◆ **Selection**:
◆ ◆ ◆ ◆ ◆ ◆ ◆

Ctrl+F6 will open the profiler. The script will produce a profile that looks similar to this:

mp1026×453 18.2 KB

Look for RENDER, BIND, STEPPED, HEARTBEAT, and WAIT, as defined the in the script. These are the LocalScript doing work in various locations.

From what can be seen, BIND and RENDER always run in the render step on the Main thread. BIND, which allows a priority to be set, runs first. The bit of activity after BIND is the default camera script doing some work, which runs after BIND because it has a later priority. RenderStepped is designated as having the latest priority, so RENDER runs after all bound render functions.

WAIT, STEPPED, and HEARTBEAT run in one of the several worker threads each frame. Once rendering has finished, WaitngScriptsJob starts. It is not visible in the first frame because it is doing almost no work. Remember that wait() has a minimum delay of 0.03 seconds, so it resumes at least every other frame. It can be seen in the second frame because WAIT is running.

Following that is simulation. The Stepped event is dependent on the simulation being active, so it runs here. The bit of activity following STEPPED is physics simulation. Finally, HEARTBEAT starts running. The remainder of the time is spent idling to sync to the next frame. Another physics step may also occur here.

The DevHub has more information about the MicroProfiler:

My previous post has the benchmark script I used to produce the data. This data was pasted into LibreOffice Calc and rendered as a chart. Your preferred spreadsheet program should be able to do something similar.

ah, you may want to profile that baby. It’s called a spin wait and it’s really brutal on the CPU. Even adding a heartbeat:wait is awful because of the minimum yield times.

For any reasonable period of wait time, you need to yield via some mechanism (spawn, or something you build yourself) and be rescheduled at the appropriate time for efficient use of CPU.

◆ ◆ ◆ ◆ ◆ ◆ ◆

◆ **Items**:

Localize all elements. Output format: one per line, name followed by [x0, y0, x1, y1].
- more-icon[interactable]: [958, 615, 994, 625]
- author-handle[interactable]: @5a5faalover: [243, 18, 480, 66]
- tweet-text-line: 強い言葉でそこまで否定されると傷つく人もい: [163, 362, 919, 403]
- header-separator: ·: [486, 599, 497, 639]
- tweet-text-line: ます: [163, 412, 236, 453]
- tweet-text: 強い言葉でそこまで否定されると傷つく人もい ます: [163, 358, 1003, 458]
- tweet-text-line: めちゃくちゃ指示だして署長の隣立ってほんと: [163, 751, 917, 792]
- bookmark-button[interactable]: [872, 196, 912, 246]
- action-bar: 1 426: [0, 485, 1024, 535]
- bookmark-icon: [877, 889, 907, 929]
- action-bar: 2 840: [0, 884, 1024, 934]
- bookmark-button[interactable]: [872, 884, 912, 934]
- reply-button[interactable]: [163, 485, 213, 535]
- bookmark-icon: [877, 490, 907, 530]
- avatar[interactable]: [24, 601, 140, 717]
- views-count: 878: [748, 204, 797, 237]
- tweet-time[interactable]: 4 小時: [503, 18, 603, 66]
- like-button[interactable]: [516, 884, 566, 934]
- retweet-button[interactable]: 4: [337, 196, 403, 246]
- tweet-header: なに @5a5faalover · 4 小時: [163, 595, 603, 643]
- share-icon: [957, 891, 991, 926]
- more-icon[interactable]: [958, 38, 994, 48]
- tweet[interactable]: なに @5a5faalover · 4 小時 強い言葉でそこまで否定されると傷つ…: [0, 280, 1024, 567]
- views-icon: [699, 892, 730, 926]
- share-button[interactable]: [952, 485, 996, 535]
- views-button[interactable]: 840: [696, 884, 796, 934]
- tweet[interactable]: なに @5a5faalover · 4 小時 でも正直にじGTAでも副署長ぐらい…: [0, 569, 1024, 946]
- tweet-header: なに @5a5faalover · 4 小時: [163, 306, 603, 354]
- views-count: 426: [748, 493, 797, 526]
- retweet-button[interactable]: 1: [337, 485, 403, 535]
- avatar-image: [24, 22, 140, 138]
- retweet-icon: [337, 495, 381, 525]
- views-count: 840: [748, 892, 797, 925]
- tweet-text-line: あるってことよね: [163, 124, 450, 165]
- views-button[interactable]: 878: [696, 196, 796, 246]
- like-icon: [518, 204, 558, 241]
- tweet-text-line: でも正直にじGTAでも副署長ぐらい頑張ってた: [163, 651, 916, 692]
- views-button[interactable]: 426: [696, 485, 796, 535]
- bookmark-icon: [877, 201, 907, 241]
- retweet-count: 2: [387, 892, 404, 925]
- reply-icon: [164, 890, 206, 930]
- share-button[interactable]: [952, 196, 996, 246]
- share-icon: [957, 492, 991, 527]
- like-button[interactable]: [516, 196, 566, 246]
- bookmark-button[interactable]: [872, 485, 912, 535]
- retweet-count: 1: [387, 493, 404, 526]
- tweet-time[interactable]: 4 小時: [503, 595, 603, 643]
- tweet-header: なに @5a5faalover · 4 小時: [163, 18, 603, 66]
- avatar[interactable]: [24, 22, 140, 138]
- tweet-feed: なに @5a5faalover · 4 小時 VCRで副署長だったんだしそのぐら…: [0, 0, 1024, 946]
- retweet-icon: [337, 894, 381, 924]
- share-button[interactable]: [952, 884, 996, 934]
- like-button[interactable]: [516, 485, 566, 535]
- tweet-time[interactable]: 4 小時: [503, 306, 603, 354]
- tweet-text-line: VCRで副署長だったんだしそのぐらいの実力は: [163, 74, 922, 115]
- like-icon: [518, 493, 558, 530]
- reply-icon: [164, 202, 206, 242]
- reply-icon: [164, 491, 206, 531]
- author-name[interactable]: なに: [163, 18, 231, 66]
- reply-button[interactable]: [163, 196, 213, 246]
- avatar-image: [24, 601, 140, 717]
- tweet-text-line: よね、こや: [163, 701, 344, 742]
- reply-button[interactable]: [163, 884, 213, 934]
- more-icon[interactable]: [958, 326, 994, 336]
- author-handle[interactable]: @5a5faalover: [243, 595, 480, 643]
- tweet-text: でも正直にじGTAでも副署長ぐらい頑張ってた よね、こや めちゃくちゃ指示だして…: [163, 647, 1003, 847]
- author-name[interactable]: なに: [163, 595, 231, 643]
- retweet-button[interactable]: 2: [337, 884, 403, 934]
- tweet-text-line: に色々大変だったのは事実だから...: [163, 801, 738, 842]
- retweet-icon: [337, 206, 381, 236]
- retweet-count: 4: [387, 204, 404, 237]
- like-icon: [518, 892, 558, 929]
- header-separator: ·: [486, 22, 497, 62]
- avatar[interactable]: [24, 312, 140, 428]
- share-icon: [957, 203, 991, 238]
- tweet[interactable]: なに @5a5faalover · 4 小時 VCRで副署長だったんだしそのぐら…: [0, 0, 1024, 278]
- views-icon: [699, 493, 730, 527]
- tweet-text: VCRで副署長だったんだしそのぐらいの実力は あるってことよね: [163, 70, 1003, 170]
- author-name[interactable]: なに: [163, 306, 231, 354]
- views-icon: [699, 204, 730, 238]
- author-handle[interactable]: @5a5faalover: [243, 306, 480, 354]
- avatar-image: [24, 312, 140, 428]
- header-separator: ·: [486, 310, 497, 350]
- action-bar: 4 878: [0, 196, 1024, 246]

◆ ◆ ◆ ◆ ◆ ◆ ◆

◆ **Set of tasks**:
[1] Quote the full text about the MicroProfiler, word for word.
[2] Print the entries exactly, starting at their first line and ending after the line that contains "- tweet-time[interactable]: 4 小時: [503, 18, 603, 66]", with both of those lines included.
The text and the entries were drawn from unrelated sources.

◆ **Results for each task**:
[1]
Ctrl+F6 will open the profiler. The script will produce a profile that looks similar to this:

mp1026×453 18.2 KB

Look for RENDER, BIND, STEPPED, HEARTBEAT, and WAIT, as defined the in the script. These are the LocalScript doing work in various locations.

From what can be seen, BIND and RENDER always run in the render step on the Main thread. BIND, which allows a priority to be set, runs first. The bit of activity after BIND is the default camera script doing some work, which runs after BIND because it has a later priority. RenderStepped is designated as having the latest priority, so RENDER runs after all bound render functions.

WAIT, STEPPED, and HEARTBEAT run in one of the several worker threads each frame. Once rendering has finished, WaitngScriptsJob starts. It is not visible in the first frame because it is doing almost no work. Remember that wait() has a minimum delay of 0.03 seconds, so it resumes at least every other frame. It can be seen in the second frame because WAIT is running.

Following that is simulation. The Stepped event is dependent on the simulation being active, so it runs here. The bit of activity following STEPPED is physics simulation. Finally, HEARTBEAT starts running. The remainder of the time is spent idling to sync to the next frame. Another physics step may also occur here.

The DevHub has more information about the MicroProfiler:

My previous post has the benchmark script I used to produce the data. This data was pasted into LibreOffice Calc and rendered as a chart. Your preferred spreadsheet program should be able to do something similar.

ah, you may want to profile that baby. It’s called a spin wait and it’s really brutal on the CPU. Even adding a heartbeat:wait is awful because of the minimum yield times.

For any reasonable period of wait time, you need to yield via some mechanism (spawn, or something you build yourself) and be rescheduled at the appropriate time for efficient use of CPU.

[2]
Localize all elements. Output format: one per line, name followed by [x0, y0, x1, y1].
- more-icon[interactable]: [958, 615, 994, 625]
- author-handle[interactable]: @5a5faalover: [243, 18, 480, 66]
- tweet-text-line: 強い言葉でそこまで否定されると傷つく人もい: [163, 362, 919, 403]
- header-separator: ·: [486, 599, 497, 639]
- tweet-text-line: ます: [163, 412, 236, 453]
- tweet-text: 強い言葉でそこまで否定されると傷つく人もい ます: [163, 358, 1003, 458]
- tweet-text-line: めちゃくちゃ指示だして署長の隣立ってほんと: [163, 751, 917, 792]
- bookmark-button[interactable]: [872, 196, 912, 246]
- action-bar: 1 426: [0, 485, 1024, 535]
- bookmark-icon: [877, 889, 907, 929]
- action-bar: 2 840: [0, 884, 1024, 934]
- bookmark-button[interactable]: [872, 884, 912, 934]
- reply-button[interactable]: [163, 485, 213, 535]
- bookmark-icon: [877, 490, 907, 530]
- avatar[interactable]: [24, 601, 140, 717]
- views-count: 878: [748, 204, 797, 237]
- tweet-time[interactable]: 4 小時: [503, 18, 603, 66]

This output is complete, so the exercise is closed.